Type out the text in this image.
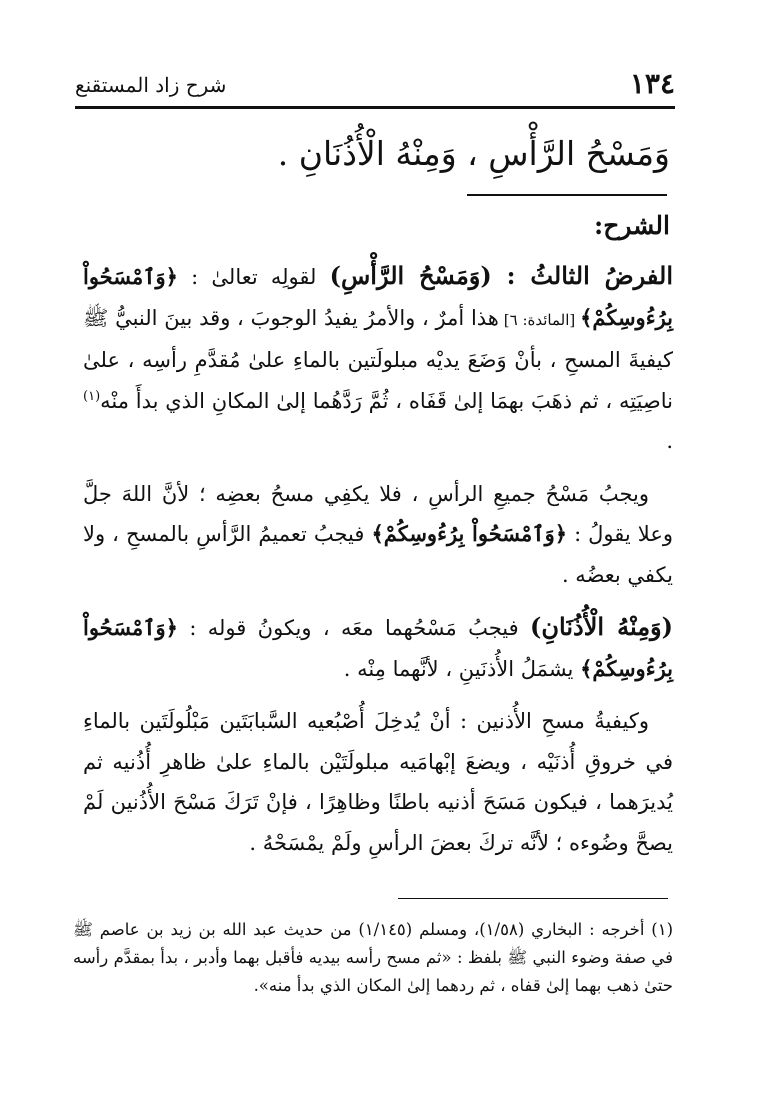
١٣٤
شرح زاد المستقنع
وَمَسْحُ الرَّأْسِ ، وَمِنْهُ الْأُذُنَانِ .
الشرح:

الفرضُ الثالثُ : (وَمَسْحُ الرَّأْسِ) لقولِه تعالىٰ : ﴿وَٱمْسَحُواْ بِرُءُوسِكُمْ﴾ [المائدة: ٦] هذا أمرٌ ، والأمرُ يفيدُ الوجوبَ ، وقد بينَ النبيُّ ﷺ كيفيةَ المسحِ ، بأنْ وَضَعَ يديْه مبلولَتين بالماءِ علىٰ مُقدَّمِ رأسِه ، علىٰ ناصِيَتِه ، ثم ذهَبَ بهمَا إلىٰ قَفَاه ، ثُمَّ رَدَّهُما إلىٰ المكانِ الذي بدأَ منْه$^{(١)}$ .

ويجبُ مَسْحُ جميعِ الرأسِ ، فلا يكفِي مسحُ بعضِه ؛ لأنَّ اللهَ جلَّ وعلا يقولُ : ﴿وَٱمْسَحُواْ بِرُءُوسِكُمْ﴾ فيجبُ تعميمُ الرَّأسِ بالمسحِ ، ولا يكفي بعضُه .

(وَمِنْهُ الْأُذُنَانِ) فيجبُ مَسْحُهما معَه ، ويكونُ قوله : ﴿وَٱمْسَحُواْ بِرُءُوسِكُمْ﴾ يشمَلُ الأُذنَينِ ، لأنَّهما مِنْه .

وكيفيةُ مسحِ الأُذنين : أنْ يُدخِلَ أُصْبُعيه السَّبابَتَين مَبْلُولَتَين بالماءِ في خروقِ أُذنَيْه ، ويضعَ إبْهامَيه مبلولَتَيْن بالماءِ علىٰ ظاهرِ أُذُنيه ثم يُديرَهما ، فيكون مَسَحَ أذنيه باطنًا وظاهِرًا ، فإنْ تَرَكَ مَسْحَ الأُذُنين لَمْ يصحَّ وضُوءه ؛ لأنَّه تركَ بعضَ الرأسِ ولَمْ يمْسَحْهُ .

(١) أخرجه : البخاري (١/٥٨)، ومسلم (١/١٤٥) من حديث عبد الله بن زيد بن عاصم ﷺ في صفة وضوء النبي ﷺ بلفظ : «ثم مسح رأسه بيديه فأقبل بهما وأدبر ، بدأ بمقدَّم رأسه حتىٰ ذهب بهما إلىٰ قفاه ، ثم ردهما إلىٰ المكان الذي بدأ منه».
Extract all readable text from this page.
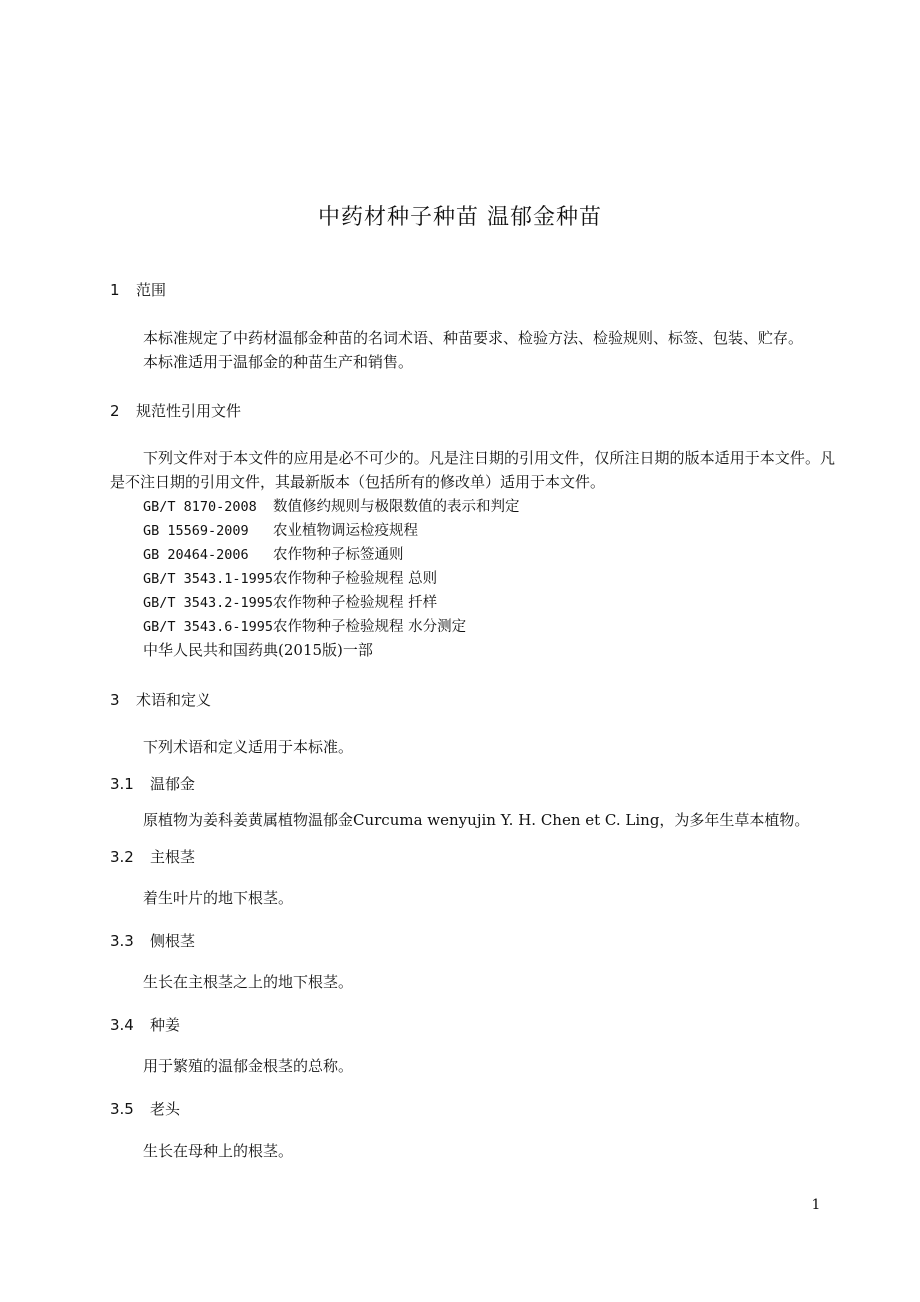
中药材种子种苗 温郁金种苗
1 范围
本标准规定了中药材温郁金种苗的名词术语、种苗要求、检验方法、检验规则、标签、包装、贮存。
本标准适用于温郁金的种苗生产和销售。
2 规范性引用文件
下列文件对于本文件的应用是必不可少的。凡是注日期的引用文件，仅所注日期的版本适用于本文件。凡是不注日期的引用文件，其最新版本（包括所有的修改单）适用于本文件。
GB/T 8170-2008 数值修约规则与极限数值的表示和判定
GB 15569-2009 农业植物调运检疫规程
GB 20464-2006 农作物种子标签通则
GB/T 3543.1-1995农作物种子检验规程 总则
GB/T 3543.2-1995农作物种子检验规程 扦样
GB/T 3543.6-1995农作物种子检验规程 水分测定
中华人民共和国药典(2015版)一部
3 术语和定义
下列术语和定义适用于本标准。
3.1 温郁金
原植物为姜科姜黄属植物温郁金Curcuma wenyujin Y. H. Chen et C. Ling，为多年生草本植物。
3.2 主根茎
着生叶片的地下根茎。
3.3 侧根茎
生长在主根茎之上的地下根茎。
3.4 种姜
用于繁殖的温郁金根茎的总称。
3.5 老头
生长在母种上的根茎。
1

============

== TASK BRIEF ==
Leave out the pictures and copy everything else in the records word for word.

== ANSWER TO THIS PROBLEM ==
Type out the text in this image.
١٣٤
شرح زاد المستقنع
وَمَسْحُ الرَّأْسِ ، وَمِنْهُ الْأُذُنَانِ .
الشرح:

الفرضُ الثالثُ : (وَمَسْحُ الرَّأْسِ) لقولِه تعالىٰ : ﴿وَٱمْسَحُواْ بِرُءُوسِكُمْ﴾ [المائدة: ٦] هذا أمرٌ ، والأمرُ يفيدُ الوجوبَ ، وقد بينَ النبيُّ ﷺ كيفيةَ المسحِ ، بأنْ وَضَعَ يديْه مبلولَتين بالماءِ علىٰ مُقدَّمِ رأسِه ، علىٰ ناصِيَتِه ، ثم ذهَبَ بهمَا إلىٰ قَفَاه ، ثُمَّ رَدَّهُما إلىٰ المكانِ الذي بدأَ منْه$^{(١)}$ .

ويجبُ مَسْحُ جميعِ الرأسِ ، فلا يكفِي مسحُ بعضِه ؛ لأنَّ اللهَ جلَّ وعلا يقولُ : ﴿وَٱمْسَحُواْ بِرُءُوسِكُمْ﴾ فيجبُ تعميمُ الرَّأسِ بالمسحِ ، ولا يكفي بعضُه .

(وَمِنْهُ الْأُذُنَانِ) فيجبُ مَسْحُهما معَه ، ويكونُ قوله : ﴿وَٱمْسَحُواْ بِرُءُوسِكُمْ﴾ يشمَلُ الأُذنَينِ ، لأنَّهما مِنْه .

وكيفيةُ مسحِ الأُذنين : أنْ يُدخِلَ أُصْبُعيه السَّبابَتَين مَبْلُولَتَين بالماءِ في خروقِ أُذنَيْه ، ويضعَ إبْهامَيه مبلولَتَيْن بالماءِ علىٰ ظاهرِ أُذُنيه ثم يُديرَهما ، فيكون مَسَحَ أذنيه باطنًا وظاهِرًا ، فإنْ تَرَكَ مَسْحَ الأُذُنين لَمْ يصحَّ وضُوءه ؛ لأنَّه تركَ بعضَ الرأسِ ولَمْ يمْسَحْهُ .

(١) أخرجه : البخاري (١/٥٨)، ومسلم (١/١٤٥) من حديث عبد الله بن زيد بن عاصم ﷺ في صفة وضوء النبي ﷺ بلفظ : «ثم مسح رأسه بيديه فأقبل بهما وأدبر ، بدأ بمقدَّم رأسه حتىٰ ذهب بهما إلىٰ قفاه ، ثم ردهما إلىٰ المكان الذي بدأ منه».
Extract all readable text from this page.
中药材种子种苗 温郁金种苗
1 范围
本标准规定了中药材温郁金种苗的名词术语、种苗要求、检验方法、检验规则、标签、包装、贮存。
本标准适用于温郁金的种苗生产和销售。
2 规范性引用文件
下列文件对于本文件的应用是必不可少的。凡是注日期的引用文件，仅所注日期的版本适用于本文件。凡是不注日期的引用文件，其最新版本（包括所有的修改单）适用于本文件。
GB/T 8170-2008 数值修约规则与极限数值的表示和判定
GB 15569-2009 农业植物调运检疫规程
GB 20464-2006 农作物种子标签通则
GB/T 3543.1-1995农作物种子检验规程 总则
GB/T 3543.2-1995农作物种子检验规程 扦样
GB/T 3543.6-1995农作物种子检验规程 水分测定
中华人民共和国药典(2015版)一部
3 术语和定义
下列术语和定义适用于本标准。
3.1 温郁金
原植物为姜科姜黄属植物温郁金Curcuma wenyujin Y. H. Chen et C. Ling，为多年生草本植物。
3.2 主根茎
着生叶片的地下根茎。
3.3 侧根茎
生长在主根茎之上的地下根茎。
3.4 种姜
用于繁殖的温郁金根茎的总称。
3.5 老头
生长在母种上的根茎。
1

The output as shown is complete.